Collect every line that includes the string "with".

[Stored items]
·····

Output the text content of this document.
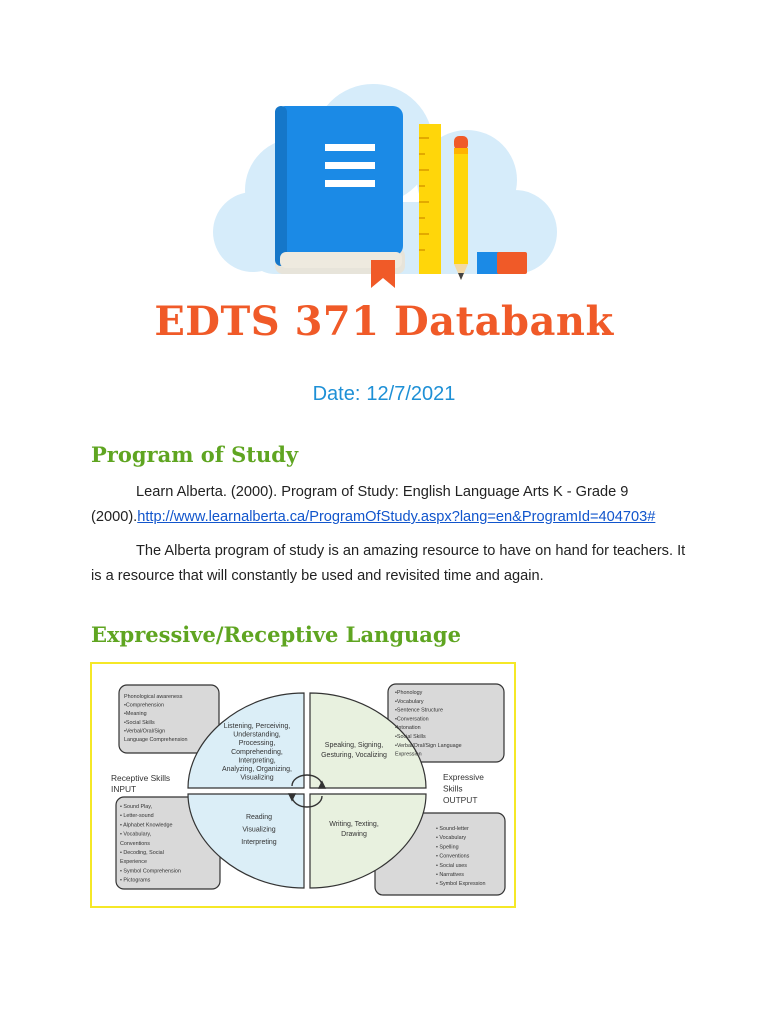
EDTS 371 Databank
Date: 12/7/2021
Program of Study

Learn Alberta. (2000). Program of Study: English Language Arts K - Grade 9 (2000).http://www.learnalberta.ca/ProgramOfStudy.aspx?lang=en&ProgramId=404703#

The Alberta program of study is an amazing resource to have on hand for teachers. It is a resource that will constantly be used and revisited time and again.

Expressive/Receptive Language
Phonological awareness
•Comprehension
•Meaning
•Social Skills
•Verbal/Oral/Sign
Language Comprehension
•Phonology
•Vocabulary
•Sentence Structure
•Conversation
•Intonation
•Social Skills
•Verbal/Oral/Sign Language
Expression
• Sound Play,
• Letter-sound
• Alphabet Knowledge
• Vocabulary,
Conventions
• Decoding, Social
Experience
• Symbol Comprehension
• Pictograms
• Sound-letter
• Vocabulary
• Spelling
• Conventions
• Social uses
• Narratives
• Symbol Expression
Receptive Skills
INPUT
Expressive
Skills
OUTPUT
Listening, Perceiving,
Understanding,
Processing,
Comprehending,
Interpreting,
Analyzing, Organizing,
Visualizing
Speaking, Signing,
Gesturing, Vocalizing
Reading
Visualizing
Interpreting
Writing, Texting,
Drawing
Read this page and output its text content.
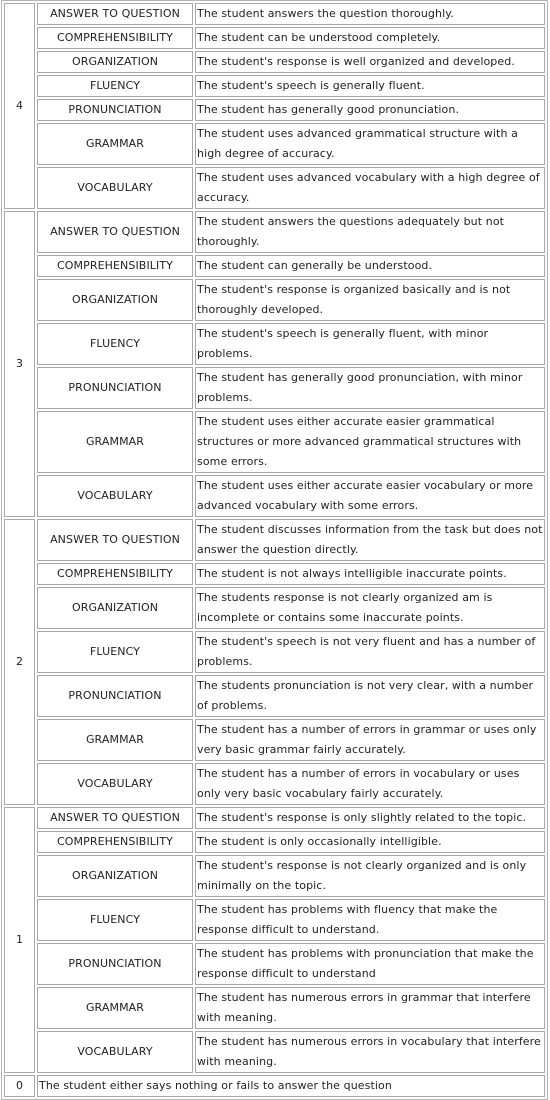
4	ANSWER TO QUESTION	The student answers the question thoroughly.
	COMPREHENSIBILITY	The student can be understood completely.
	ORGANIZATION	The student's response is well organized and developed.
	FLUENCY	The student's speech is generally fluent.
	PRONUNCIATION	The student has generally good pronunciation.
	GRAMMAR	The student uses advanced grammatical structure with a high degree of accuracy.
	VOCABULARY	The student uses advanced vocabulary with a high degree of accuracy.
3	ANSWER TO QUESTION	The student answers the questions adequately but not thoroughly.
	COMPREHENSIBILITY	The student can generally be understood.
	ORGANIZATION	The student's response is organized basically and is not thoroughly developed.
	FLUENCY	The student's speech is generally fluent, with minor problems.
	PRONUNCIATION	The student has generally good pronunciation, with minor problems.
	GRAMMAR	The student uses either accurate easier grammatical structures or more advanced grammatical structures with some errors.
	VOCABULARY	The student uses either accurate easier vocabulary or more advanced vocabulary with some errors.
2	ANSWER TO QUESTION	The student discusses information from the task but does not answer the question directly.
	COMPREHENSIBILITY	The student is not always intelligible inaccurate points.
	ORGANIZATION	The students response is not clearly organized am is incomplete or contains some inaccurate points.
	FLUENCY	The student's speech is not very fluent and has a number of problems.
	PRONUNCIATION	The students pronunciation is not very clear, with a number of problems.
	GRAMMAR	The student has a number of errors in grammar or uses only very basic grammar fairly accurately.
	VOCABULARY	The student has a number of errors in vocabulary or uses only very basic vocabulary fairly accurately.
1	ANSWER TO QUESTION	The student's response is only slightly related to the topic.
	COMPREHENSIBILITY	The student is only occasionally intelligible.
	ORGANIZATION	The student's response is not clearly organized and is only minimally on the topic.
	FLUENCY	The student has problems with fluency that make the response difficult to understand.
	PRONUNCIATION	The student has problems with pronunciation that make the response difficult to understand
	GRAMMAR	The student has numerous errors in grammar that interfere with meaning.
	VOCABULARY	The student has numerous errors in vocabulary that interfere with meaning.
0	The student either says nothing or fails to answer the question	
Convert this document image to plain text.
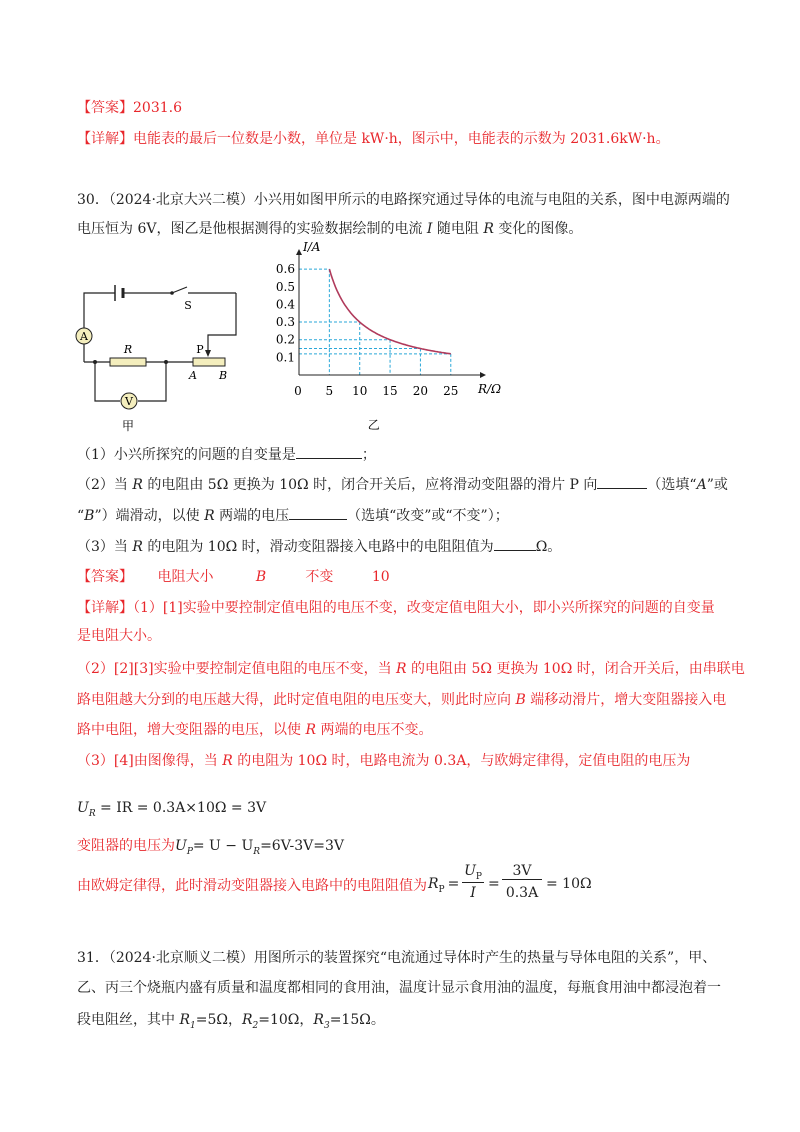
【答案】2031.6
【详解】电能表的最后一位数是小数，单位是 kW·h，图示中，电能表的示数为 2031.6kW·h。
30．（2024·北京大兴二模）小兴用如图甲所示的电路探究通过导体的电流与电阻的关系，图中电源两端的
电压恒为 6V，图乙是他根据测得的实验数据绘制的电流 I 随电阻 R 变化的图像。
A
R	P
A B
S
V
甲
0 5 10 15 20 25
0.1
0.2
0.3
0.4
0.5
0.6
I/A
R/Ω
乙
（1）小兴所探究的问题的自变量是	；
（2）当 R 的电阻由 5Ω 更换为 10Ω 时，闭合开关后，应将滑动变阻器的滑片 P 向	（选填“A”或
“B”）端滑动，以使 R 两端的电压	（选填“改变”或“不变”）；
（3）当 R 的电阻为 10Ω 时，滑动变阻器接入电路中的电阻阻值为	Ω。
【答案】 电阻大小	B	不变	10
【详解】（1）[1]实验中要控制定值电阻的电压不变，改变定值电阻大小，即小兴所探究的问题的自变量
是电阻大小。
（2）[2][3]实验中要控制定值电阻的电压不变，当 R 的电阻由 5Ω 更换为 10Ω 时，闭合开关后，由串联电
路电阻越大分到的电压越大得，此时定值电阻的电压变大，则此时应向 B 端移动滑片，增大变阻器接入电
路中电阻，增大变阻器的电压，以使 R 两端的电压不变。
（3）[4]由图像得，当 R 的电阻为 10Ω 时，电路电流为 0.3A，与欧姆定律得，定值电阻的电压为
$U_R$ = IR = 0.3A×10Ω = 3V
变阻器的电压为$U_P= U - U_R=6V-3V=3V$
由欧姆定律得，此时滑动变阻器接入电路中的电阻阻值为 $R_P$ =
$U_P$
I
=
3V
0.3A
= 10Ω
31．（2024·北京顺义二模）用图所示的装置探究“电流通过导体时产生的热量与导体电阻的关系”，甲、
乙、丙三个烧瓶内盛有质量和温度都相同的食用油，温度计显示食用油的温度，每瓶食用油中都浸泡着一
段电阻丝，其中 $R_1=5\Omega$，$R_2=10\Omega$，$R_3=15\Omega$。
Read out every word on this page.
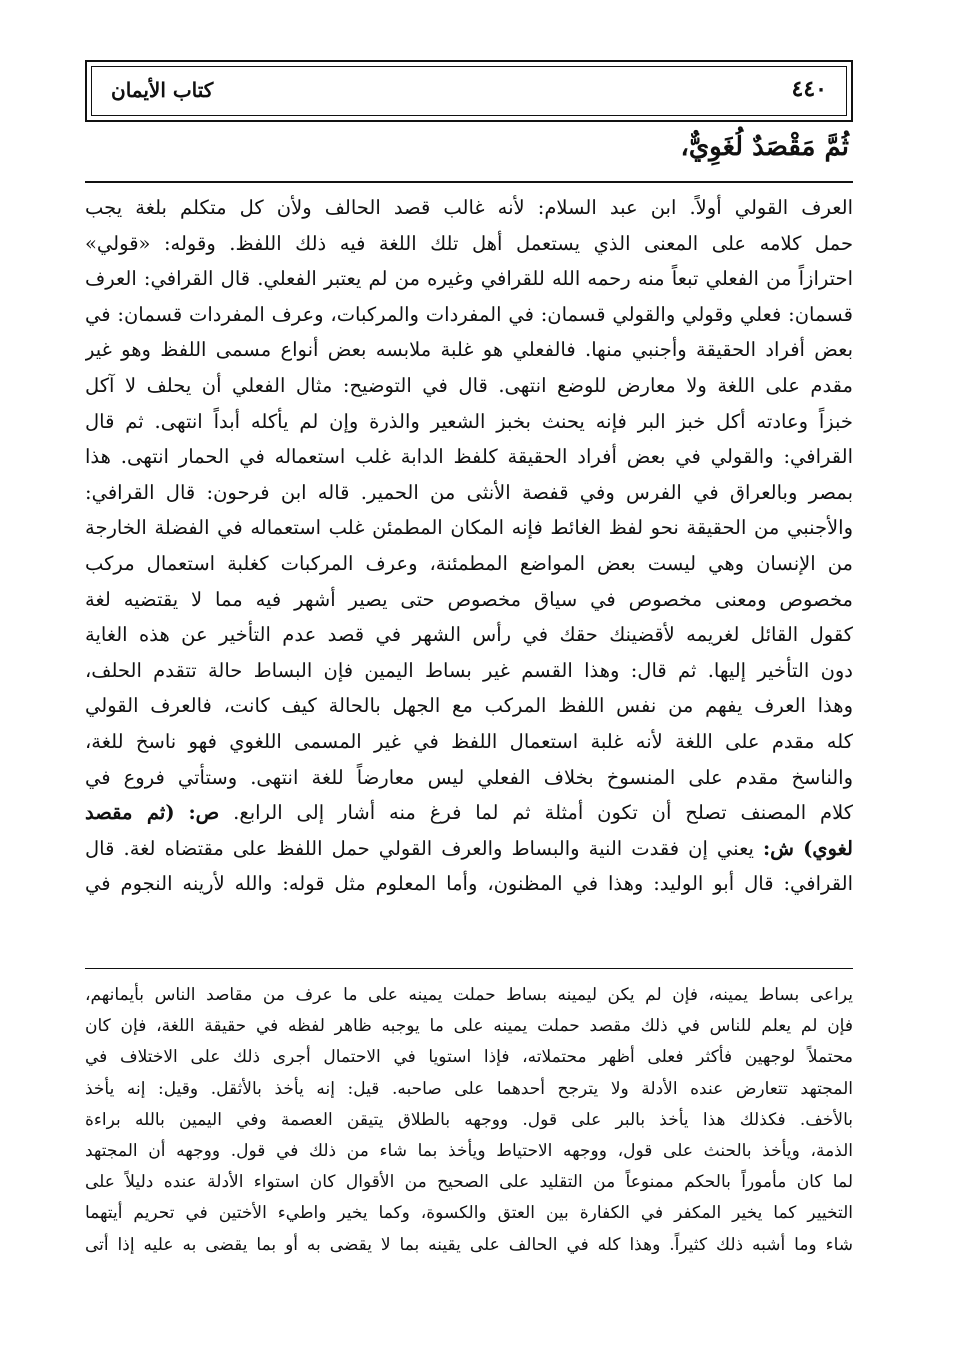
٤٤٠
كتاب الأيمان
ثُمَّ مَقْصَدٌ لُغَوِيٌّ،
العرف القولي أولاً. ابن عبد السلام: لأنه غالب قصد الحالف ولأن كل متكلم بلغة يجب
حمل كلامه على المعنى الذي يستعمل أهل تلك اللغة فيه ذلك اللفظ. وقوله: «قولي»
احترازاً من الفعلي تبعاً منه رحمه الله للقرافي وغيره من لم يعتبر الفعلي. قال القرافي: العرف
قسمان: فعلي وقولي والقولي قسمان: في المفردات والمركبات، وعرف المفردات قسمان: في
بعض أفراد الحقيقة وأجنبي منها. فالفعلي هو غلبة ملابسه بعض أنواع مسمى اللفظ وهو غير
مقدم على اللغة ولا معارض للوضع انتهى. قال في التوضيح: مثال الفعلي أن يحلف لا آكل
خبزاً وعادته أكل خبز البر فإنه يحنث بخبز الشعير والذرة وإن لم يأكله أبداً انتهى. ثم قال
القرافي: والقولي في بعض أفراد الحقيقة كلفظ الدابة غلب استعماله في الحمار انتهى. هذا
بمصر وبالعراق في الفرس وفي قفصة الأنثى من الحمير. قاله ابن فرحون: قال القرافي:
والأجنبي من الحقيقة نحو لفظ الغائط فإنه المكان المطمئن غلب استعماله في الفضلة الخارجة
من الإنسان وهي ليست بعض المواضع المطمئنة، وعرف المركبات كغلبة استعمال مركب
مخصوص ومعنى مخصوص في سياق مخصوص حتى يصير أشهر فيه مما لا يقتضيه لغة
كقول القائل لغريمه لأقضينك حقك في رأس الشهر في قصد عدم التأخير عن هذه الغاية
دون التأخير إليها. ثم قال: وهذا القسم غير بساط اليمين فإن البساط حالة تتقدم الحلف،
وهذا العرف يفهم من نفس اللفظ المركب مع الجهل بالحالة كيف كانت، فالعرف القولي
كله مقدم على اللغة لأنه غلبة استعمال اللفظ في غير المسمى اللغوي فهو ناسخ للغة،
والناسخ مقدم على المنسوخ بخلاف الفعلي ليس معارضاً للغة انتهى. وستأتي فروع في
كلام المصنف تصلح أن تكون أمثلة ثم لما فرغ منه أشار إلى الرابع. ص: (ثم مقصد
لغوي) ش: يعني إن فقدت النية والبساط والعرف القولي حمل اللفظ على مقتضاه لغة. قال
القرافي: قال أبو الوليد: وهذا في المظنون، وأما المعلوم مثل قوله: والله لأرينه النجوم في
يراعى بساط يمينه، فإن لم يكن ليمينه بساط حملت يمينه على ما عرف من مقاصد الناس بأيمانهم،
فإن لم يعلم للناس في ذلك مقصد حملت يمينه على ما يوجبه ظاهر لفظه في حقيقة اللغة، فإن كان
محتملاً لوجهين فأكثر فعلى أظهر محتملاته، فإذا استويا في الاحتمال أجرى ذلك على الاختلاف في
المجتهد تتعارض عنده الأدلة ولا يترجح أحدهما على صاحبه. قيل: إنه يأخذ بالأثقل. وقيل: إنه يأخذ
بالأخف. فكذلك هذا يأخذ بالبر على قول. ووجهه بالطلاق يتيقن العصمة وفي اليمين بالله براءة
الذمة، ويأخذ بالحنث على قول، ووجهه الاحتياط ويأخذ بما شاء من ذلك في قول. ووجهه أن المجتهد
لما كان مأموراً بالحكم ممنوعاً من التقليد على الصحيح من الأقوال كان استواء الأدلة عنده دليلاً على
التخيير كما يخير المكفر في الكفارة بين العتق والكسوة، وكما يخير واطيء الأختين في تحريم أيتهما
شاء وما أشبه ذلك كثيراً. وهذا كله في الحالف على يقينه بما لا يقضى به أو بما يقضى به عليه إذا أتى
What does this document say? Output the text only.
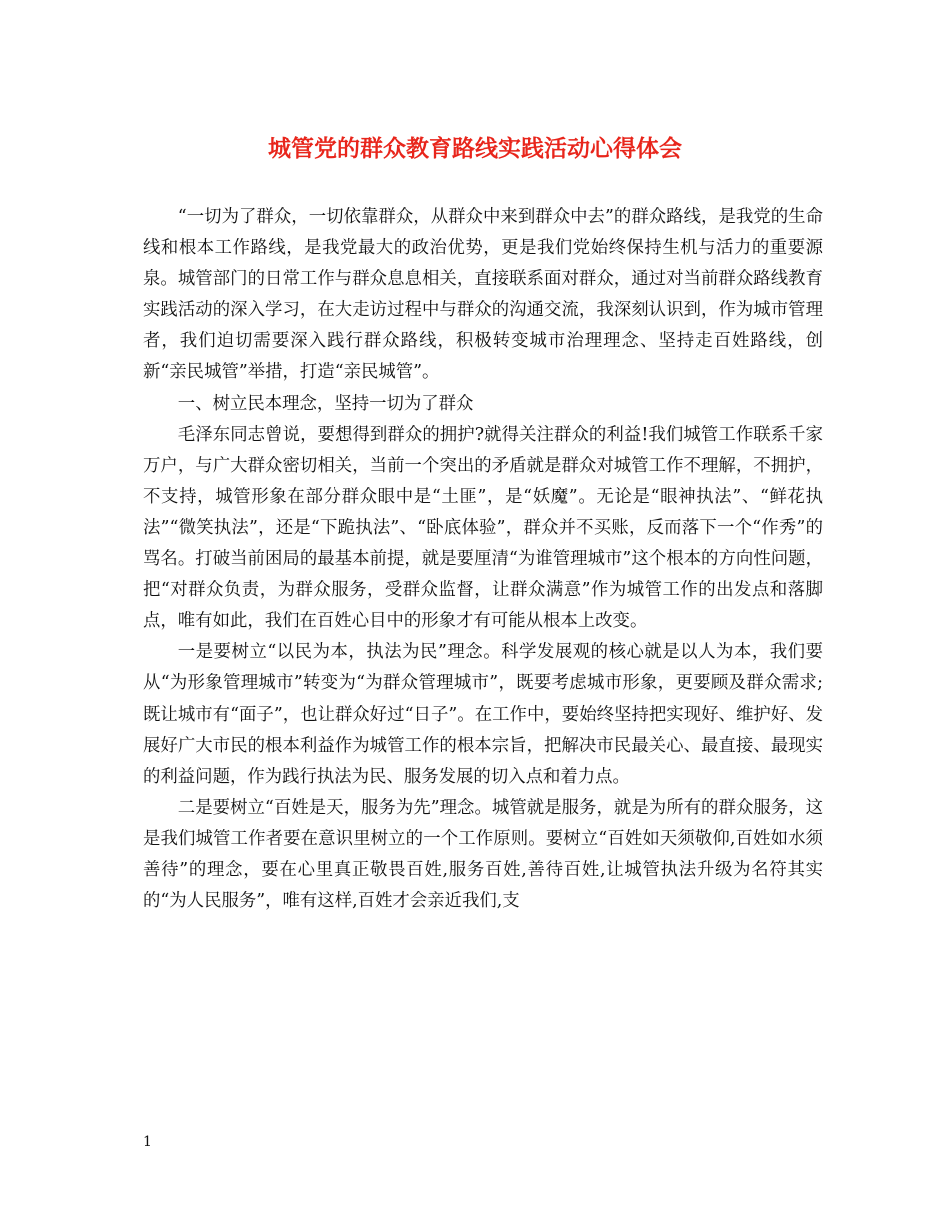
城管党的群众教育路线实践活动心得体会

“一切为了群众，一切依靠群众，从群众中来到群众中去”的群众路线，是我党的生命线和根本工作路线，是我党最大的政治优势，更是我们党始终保持生机与活力的重要源泉。城管部门的日常工作与群众息息相关，直接联系面对群众，通过对当前群众路线教育实践活动的深入学习，在大走访过程中与群众的沟通交流，我深刻认识到，作为城市管理者，我们迫切需要深入践行群众路线，积极转变城市治理理念、坚持走百姓路线，创新“亲民城管”举措，打造“亲民城管”。

一、树立民本理念，坚持一切为了群众

毛泽东同志曾说，要想得到群众的拥护?就得关注群众的利益!我们城管工作联系千家万户，与广大群众密切相关，当前一个突出的矛盾就是群众对城管工作不理解，不拥护，不支持，城管形象在部分群众眼中是“土匪”，是“妖魔”。无论是“眼神执法”、“鲜花执法”“微笑执法”，还是“下跪执法”、“卧底体验”，群众并不买账，反而落下一个“作秀”的骂名。打破当前困局的最基本前提，就是要厘清“为谁管理城市”这个根本的方向性问题，把“对群众负责，为群众服务，受群众监督，让群众满意”作为城管工作的出发点和落脚点，唯有如此，我们在百姓心目中的形象才有可能从根本上改变。

一是要树立“以民为本，执法为民”理念。科学发展观的核心就是以人为本，我们要从“为形象管理城市”转变为“为群众管理城市”，既要考虑城市形象，更要顾及群众需求;既让城市有“面子”，也让群众好过“日子”。在工作中，要始终坚持把实现好、维护好、发展好广大市民的根本利益作为城管工作的根本宗旨，把解决市民最关心、最直接、最现实的利益问题，作为践行执法为民、服务发展的切入点和着力点。

二是要树立“百姓是天，服务为先”理念。城管就是服务，就是为所有的群众服务，这是我们城管工作者要在意识里树立的一个工作原则。要树立“百姓如天须敬仰,百姓如水须善待”的理念，要在心里真正敬畏百姓,服务百姓,善待百姓,让城管执法升级为名符其实的“为人民服务”，唯有这样,百姓才会亲近我们,支

1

·····

### CORRECT RESPONSE
	GRAMMAR	The student uses advanced grammatical structure with a high degree of accuracy.
	VOCABULARY	The student uses advanced vocabulary with a high degree of accuracy.
	FLUENCY	The student's speech is generally fluent, with minor problems.
	PRONUNCIATION	The student has generally good pronunciation, with minor problems.
	GRAMMAR	The student uses either accurate easier grammatical structures or more advanced grammatical structures with some errors.
	VOCABULARY	The student uses either accurate easier vocabulary or more advanced vocabulary with some errors.
	PRONUNCIATION	The students pronunciation is not very clear, with a number of problems.
	FLUENCY	The student has problems with fluency that make the response difficult to understand.
	PRONUNCIATION	The student has problems with pronunciation that make the response difficult to understand
	GRAMMAR	The student has numerous errors in grammar that interfere with meaning.
	VOCABULARY	The student has numerous errors in vocabulary that interfere with meaning.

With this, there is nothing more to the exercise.